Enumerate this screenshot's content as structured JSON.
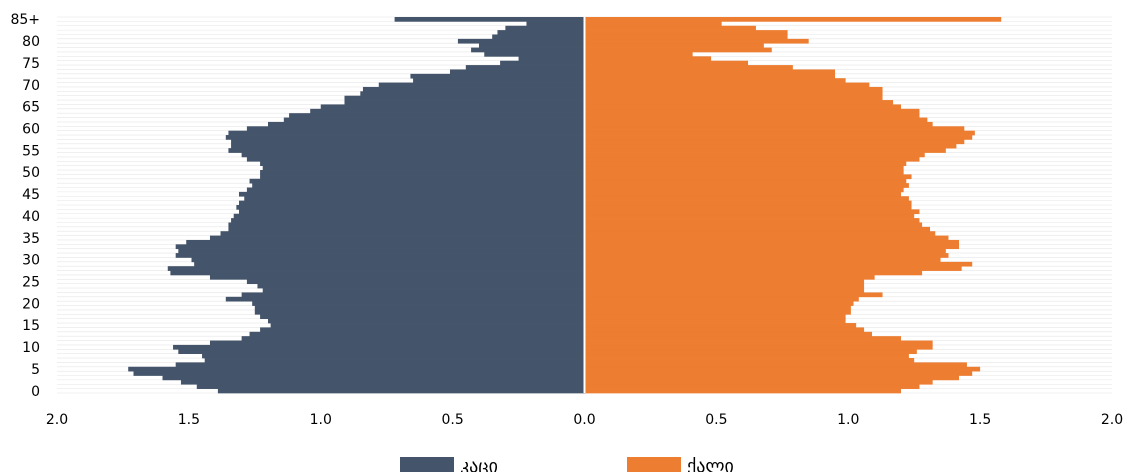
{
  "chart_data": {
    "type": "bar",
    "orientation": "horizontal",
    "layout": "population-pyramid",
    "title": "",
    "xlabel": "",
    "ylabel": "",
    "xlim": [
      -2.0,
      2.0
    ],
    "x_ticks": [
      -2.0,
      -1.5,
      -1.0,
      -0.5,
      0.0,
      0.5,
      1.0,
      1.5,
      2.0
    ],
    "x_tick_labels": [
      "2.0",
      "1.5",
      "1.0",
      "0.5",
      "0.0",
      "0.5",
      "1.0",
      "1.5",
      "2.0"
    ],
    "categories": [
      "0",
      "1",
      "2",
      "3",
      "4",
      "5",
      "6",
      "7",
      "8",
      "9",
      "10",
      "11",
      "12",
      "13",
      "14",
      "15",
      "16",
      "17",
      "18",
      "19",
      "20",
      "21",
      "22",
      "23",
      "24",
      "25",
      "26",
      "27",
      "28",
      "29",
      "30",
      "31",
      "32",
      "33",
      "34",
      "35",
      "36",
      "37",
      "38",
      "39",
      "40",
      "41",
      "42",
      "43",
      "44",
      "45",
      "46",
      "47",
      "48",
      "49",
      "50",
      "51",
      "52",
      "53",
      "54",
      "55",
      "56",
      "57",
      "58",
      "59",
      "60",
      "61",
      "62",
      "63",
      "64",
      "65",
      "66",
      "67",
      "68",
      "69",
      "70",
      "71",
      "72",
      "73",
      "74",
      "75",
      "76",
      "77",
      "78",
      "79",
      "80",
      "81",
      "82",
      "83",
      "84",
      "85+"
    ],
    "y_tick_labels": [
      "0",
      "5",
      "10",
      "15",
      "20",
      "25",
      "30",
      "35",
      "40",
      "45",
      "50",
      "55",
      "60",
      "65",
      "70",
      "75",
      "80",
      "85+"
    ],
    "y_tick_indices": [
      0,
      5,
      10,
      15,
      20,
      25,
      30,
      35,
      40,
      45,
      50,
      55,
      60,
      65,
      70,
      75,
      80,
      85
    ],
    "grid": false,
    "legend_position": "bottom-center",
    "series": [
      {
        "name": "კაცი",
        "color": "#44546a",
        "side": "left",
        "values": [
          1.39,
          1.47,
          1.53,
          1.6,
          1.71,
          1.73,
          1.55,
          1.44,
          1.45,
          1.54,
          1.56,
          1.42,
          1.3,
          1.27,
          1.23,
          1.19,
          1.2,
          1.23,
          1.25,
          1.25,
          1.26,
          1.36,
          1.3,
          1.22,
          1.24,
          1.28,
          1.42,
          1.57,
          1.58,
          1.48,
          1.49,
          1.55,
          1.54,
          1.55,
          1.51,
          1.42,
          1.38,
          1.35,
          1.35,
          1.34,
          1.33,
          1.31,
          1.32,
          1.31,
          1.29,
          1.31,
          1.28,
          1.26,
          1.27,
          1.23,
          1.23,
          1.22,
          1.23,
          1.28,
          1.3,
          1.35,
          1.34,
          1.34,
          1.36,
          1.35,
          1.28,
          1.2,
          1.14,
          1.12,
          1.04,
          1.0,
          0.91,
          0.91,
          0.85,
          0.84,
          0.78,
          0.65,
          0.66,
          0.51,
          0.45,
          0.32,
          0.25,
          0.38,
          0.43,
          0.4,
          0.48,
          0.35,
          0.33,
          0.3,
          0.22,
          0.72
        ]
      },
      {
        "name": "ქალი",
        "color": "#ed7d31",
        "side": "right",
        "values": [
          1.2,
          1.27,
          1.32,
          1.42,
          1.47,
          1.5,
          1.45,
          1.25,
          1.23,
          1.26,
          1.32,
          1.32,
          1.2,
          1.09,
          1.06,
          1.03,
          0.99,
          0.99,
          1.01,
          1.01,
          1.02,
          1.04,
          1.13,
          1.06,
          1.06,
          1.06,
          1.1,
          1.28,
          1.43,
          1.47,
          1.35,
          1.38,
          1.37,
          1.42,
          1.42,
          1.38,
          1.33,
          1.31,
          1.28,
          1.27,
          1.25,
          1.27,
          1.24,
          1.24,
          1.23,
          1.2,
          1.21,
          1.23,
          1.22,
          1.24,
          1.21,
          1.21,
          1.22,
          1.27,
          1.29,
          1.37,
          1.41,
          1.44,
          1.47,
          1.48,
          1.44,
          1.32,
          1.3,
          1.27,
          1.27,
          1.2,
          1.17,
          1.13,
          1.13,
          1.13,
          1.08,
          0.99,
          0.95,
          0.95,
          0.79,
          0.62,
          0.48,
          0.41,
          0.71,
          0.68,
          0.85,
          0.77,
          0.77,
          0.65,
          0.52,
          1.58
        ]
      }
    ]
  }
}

---

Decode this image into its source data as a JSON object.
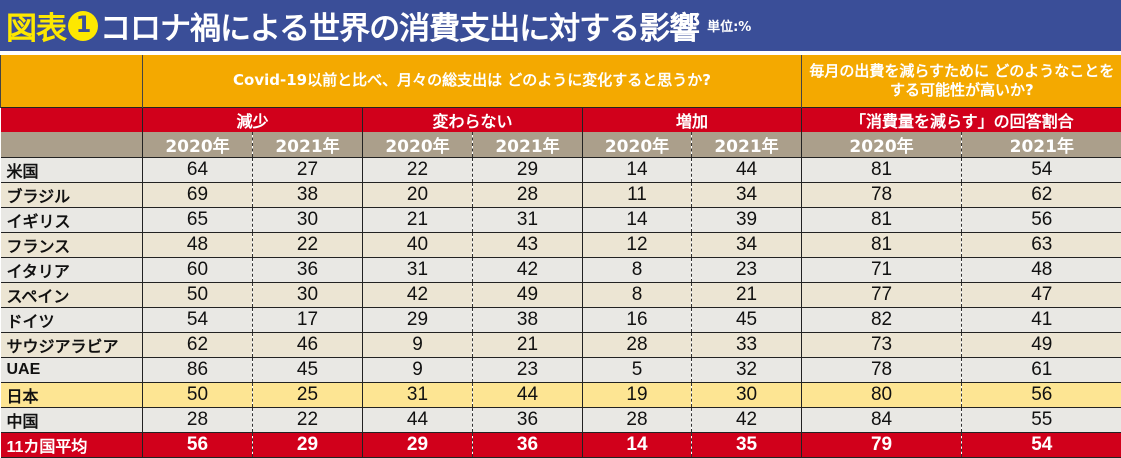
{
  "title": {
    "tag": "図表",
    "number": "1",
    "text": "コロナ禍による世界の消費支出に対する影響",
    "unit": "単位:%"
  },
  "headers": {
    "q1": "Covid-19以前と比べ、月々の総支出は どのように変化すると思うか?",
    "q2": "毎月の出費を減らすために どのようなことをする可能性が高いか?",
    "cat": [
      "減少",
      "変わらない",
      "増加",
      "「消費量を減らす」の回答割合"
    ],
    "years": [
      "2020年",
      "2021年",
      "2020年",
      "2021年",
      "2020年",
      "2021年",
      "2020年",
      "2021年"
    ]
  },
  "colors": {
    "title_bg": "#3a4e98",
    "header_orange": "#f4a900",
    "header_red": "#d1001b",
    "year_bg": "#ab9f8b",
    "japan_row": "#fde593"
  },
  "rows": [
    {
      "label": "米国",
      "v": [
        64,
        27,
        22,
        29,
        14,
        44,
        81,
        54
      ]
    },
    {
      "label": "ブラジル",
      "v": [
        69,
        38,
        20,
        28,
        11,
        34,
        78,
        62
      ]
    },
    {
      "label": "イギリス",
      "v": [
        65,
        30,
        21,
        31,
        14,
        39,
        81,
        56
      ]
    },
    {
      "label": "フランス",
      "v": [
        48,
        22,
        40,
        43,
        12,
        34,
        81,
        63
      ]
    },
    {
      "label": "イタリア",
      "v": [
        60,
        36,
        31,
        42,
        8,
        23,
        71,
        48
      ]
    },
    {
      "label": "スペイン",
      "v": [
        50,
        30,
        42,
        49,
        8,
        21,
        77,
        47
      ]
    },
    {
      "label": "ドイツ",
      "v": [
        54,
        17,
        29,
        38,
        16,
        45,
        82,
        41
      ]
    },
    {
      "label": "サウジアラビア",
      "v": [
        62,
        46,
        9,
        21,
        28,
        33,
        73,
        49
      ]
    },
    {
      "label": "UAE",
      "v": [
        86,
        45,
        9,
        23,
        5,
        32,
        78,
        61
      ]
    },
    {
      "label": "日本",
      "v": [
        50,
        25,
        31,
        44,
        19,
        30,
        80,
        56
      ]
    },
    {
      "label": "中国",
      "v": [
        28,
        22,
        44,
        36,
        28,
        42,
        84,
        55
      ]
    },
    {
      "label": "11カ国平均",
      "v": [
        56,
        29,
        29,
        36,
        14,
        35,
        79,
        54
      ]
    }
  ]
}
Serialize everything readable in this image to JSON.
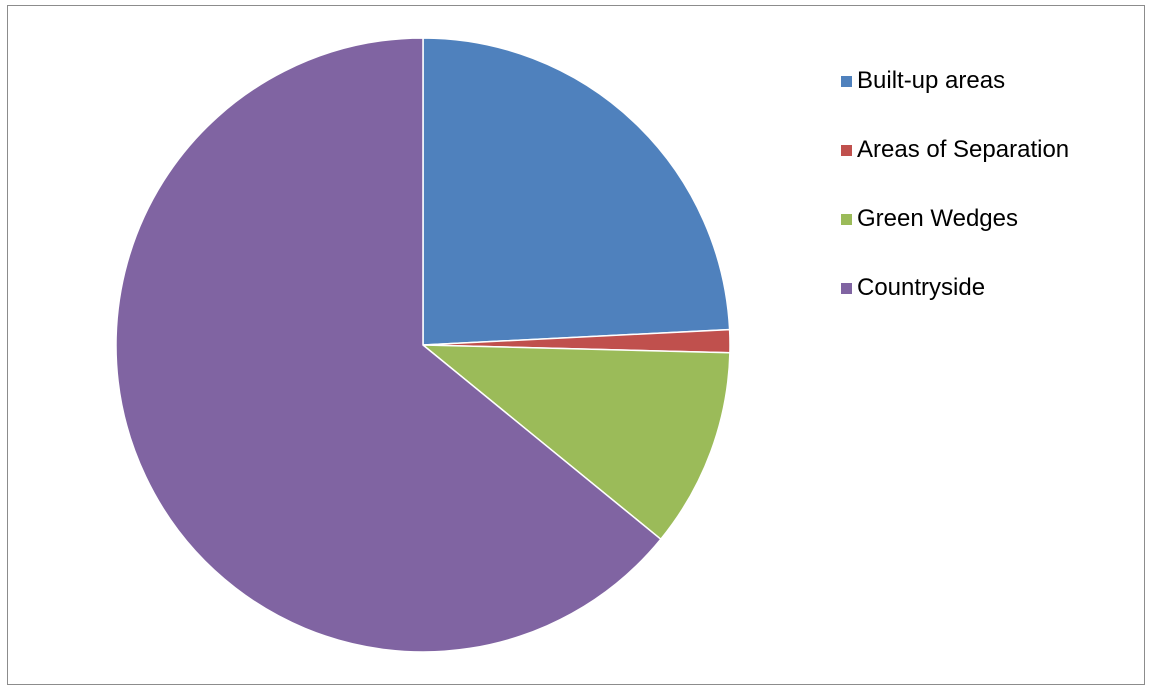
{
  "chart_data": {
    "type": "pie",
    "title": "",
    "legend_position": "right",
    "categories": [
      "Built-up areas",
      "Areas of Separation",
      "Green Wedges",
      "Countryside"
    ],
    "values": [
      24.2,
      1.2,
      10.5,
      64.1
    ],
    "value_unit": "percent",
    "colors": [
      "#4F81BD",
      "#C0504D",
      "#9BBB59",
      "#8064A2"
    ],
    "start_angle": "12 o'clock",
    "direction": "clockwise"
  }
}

...

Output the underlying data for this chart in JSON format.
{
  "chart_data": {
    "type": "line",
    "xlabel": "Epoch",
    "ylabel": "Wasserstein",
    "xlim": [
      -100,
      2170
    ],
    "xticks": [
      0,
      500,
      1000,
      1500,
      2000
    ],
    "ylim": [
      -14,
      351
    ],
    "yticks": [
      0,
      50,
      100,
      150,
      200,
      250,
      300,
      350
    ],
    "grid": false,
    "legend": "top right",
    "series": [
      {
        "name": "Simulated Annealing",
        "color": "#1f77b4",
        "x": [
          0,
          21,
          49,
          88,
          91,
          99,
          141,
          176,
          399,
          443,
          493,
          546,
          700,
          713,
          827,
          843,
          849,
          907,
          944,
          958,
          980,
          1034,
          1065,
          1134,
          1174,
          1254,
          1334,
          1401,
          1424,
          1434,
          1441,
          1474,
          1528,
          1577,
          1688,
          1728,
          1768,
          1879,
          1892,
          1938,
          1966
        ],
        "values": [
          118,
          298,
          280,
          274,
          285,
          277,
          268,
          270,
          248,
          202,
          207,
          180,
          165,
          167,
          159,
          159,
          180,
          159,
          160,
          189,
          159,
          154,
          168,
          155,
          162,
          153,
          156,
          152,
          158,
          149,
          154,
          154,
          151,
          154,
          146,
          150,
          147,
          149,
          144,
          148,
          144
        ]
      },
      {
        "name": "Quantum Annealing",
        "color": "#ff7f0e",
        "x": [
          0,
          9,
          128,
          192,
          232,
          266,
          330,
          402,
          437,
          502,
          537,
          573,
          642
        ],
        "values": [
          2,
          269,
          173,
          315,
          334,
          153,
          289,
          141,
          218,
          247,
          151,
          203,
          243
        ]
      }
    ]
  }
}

__WHAT THIS TASK INVOLVES__: Check every line of the material for the string "name" and give the number of lines that have it, without anything else.

__WRITTEN RESPONSE__: 4